**THE PROBLEM**:
Which lines in the records below contain the word "роста"? Copy each one out.

**GIVEN DATA**:

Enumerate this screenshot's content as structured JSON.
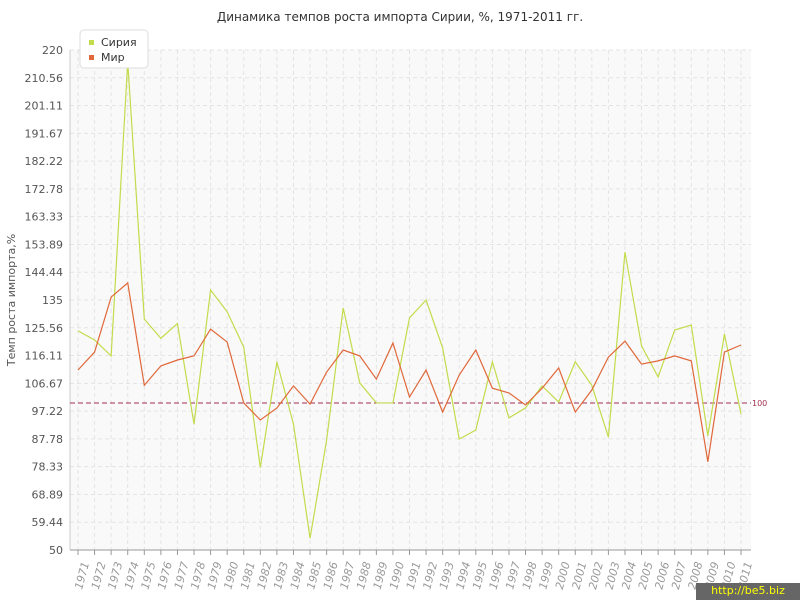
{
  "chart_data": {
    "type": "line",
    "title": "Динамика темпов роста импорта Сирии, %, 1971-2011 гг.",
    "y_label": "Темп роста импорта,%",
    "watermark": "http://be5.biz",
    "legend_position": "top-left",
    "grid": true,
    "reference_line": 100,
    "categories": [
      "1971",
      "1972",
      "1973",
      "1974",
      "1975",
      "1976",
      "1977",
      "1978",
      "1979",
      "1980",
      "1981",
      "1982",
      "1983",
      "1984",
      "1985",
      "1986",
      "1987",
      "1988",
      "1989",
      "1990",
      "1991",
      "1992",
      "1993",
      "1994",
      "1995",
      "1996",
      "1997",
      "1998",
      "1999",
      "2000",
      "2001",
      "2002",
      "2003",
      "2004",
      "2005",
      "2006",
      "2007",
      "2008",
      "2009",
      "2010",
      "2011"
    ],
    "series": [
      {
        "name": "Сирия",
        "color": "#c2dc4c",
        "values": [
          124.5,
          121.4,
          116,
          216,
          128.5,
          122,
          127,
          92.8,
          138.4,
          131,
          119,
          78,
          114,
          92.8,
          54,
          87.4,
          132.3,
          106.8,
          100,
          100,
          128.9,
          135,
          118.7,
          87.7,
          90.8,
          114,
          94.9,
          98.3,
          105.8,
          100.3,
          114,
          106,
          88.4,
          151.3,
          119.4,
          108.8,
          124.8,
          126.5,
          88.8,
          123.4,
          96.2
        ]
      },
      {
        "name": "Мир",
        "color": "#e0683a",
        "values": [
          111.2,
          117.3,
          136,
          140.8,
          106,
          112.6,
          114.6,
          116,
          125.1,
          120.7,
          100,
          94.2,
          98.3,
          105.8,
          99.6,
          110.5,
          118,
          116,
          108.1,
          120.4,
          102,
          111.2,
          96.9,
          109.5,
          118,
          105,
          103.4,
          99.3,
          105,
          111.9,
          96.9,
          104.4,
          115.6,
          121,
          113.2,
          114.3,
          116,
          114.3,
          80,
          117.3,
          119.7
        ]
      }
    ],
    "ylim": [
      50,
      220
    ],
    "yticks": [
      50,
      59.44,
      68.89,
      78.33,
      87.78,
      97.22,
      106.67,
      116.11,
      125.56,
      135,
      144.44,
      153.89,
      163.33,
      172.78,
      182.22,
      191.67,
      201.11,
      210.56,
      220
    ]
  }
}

**FULL OUTPUT**:
    "title": "Динамика темпов роста импорта Сирии, %, 1971-2011 гг.",
    "y_label": "Темп роста импорта,%",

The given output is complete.